| TASK |
Print all entries word for word.

| RECORDS PROVIDED |
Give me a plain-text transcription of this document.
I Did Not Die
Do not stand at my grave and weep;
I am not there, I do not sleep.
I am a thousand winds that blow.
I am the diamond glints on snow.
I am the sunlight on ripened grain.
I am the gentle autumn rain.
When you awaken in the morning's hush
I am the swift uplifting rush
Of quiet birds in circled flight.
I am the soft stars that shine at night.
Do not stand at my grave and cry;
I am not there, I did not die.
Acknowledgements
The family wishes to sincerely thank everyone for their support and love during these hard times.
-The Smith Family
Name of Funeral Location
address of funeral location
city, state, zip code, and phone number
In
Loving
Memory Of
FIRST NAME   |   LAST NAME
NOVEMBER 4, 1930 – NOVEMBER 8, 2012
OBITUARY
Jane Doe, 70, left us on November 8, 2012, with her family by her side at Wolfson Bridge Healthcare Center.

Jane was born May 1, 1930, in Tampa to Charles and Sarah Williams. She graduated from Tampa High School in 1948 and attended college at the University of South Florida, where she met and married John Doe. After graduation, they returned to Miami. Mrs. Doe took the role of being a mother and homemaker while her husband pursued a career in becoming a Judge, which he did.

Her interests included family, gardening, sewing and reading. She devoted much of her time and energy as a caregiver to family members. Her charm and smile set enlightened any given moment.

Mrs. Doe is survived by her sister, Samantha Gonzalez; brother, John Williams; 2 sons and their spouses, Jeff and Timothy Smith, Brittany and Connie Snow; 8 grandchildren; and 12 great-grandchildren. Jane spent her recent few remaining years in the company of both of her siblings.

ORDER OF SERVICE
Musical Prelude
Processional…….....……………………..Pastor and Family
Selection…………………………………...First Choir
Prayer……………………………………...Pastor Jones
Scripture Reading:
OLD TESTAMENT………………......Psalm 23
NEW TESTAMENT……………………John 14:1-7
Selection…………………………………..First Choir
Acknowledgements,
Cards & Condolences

| WORKED SOLUTION |
Give me a plain-text transcription of this document.
I Did Not Die
Do not stand at my grave and weep;
I am not there, I do not sleep.
I am a thousand winds that blow.
I am the diamond glints on snow.
I am the sunlight on ripened grain.
I am the gentle autumn rain.
When you awaken in the morning's hush
I am the swift uplifting rush
Of quiet birds in circled flight.
I am the soft stars that shine at night.
Do not stand at my grave and cry;
I am not there, I did not die.
Acknowledgements
The family wishes to sincerely thank everyone for their support and love during these hard times.
-The Smith Family
Name of Funeral Location
address of funeral location
city, state, zip code, and phone number
In
Loving
Memory Of
FIRST NAME   |   LAST NAME
NOVEMBER 4, 1930 – NOVEMBER 8, 2012
OBITUARY
Jane Doe, 70, left us on November 8, 2012, with her family by her side at Wolfson Bridge Healthcare Center.

Jane was born May 1, 1930, in Tampa to Charles and Sarah Williams. She graduated from Tampa High School in 1948 and attended college at the University of South Florida, where she met and married John Doe. After graduation, they returned to Miami. Mrs. Doe took the role of being a mother and homemaker while her husband pursued a career in becoming a Judge, which he did.

Her interests included family, gardening, sewing and reading. She devoted much of her time and energy as a caregiver to family members. Her charm and smile set enlightened any given moment.

Mrs. Doe is survived by her sister, Samantha Gonzalez; brother, John Williams; 2 sons and their spouses, Jeff and Timothy Smith, Brittany and Connie Snow; 8 grandchildren; and 12 great-grandchildren. Jane spent her recent few remaining years in the company of both of her siblings.

ORDER OF SERVICE
Musical Prelude
Processional…….....……………………..Pastor and Family
Selection…………………………………...First Choir
Prayer……………………………………...Pastor Jones
Scripture Reading:
OLD TESTAMENT………………......Psalm 23
NEW TESTAMENT……………………John 14:1-7
Selection…………………………………..First Choir
Acknowledgements,
Cards & Condolences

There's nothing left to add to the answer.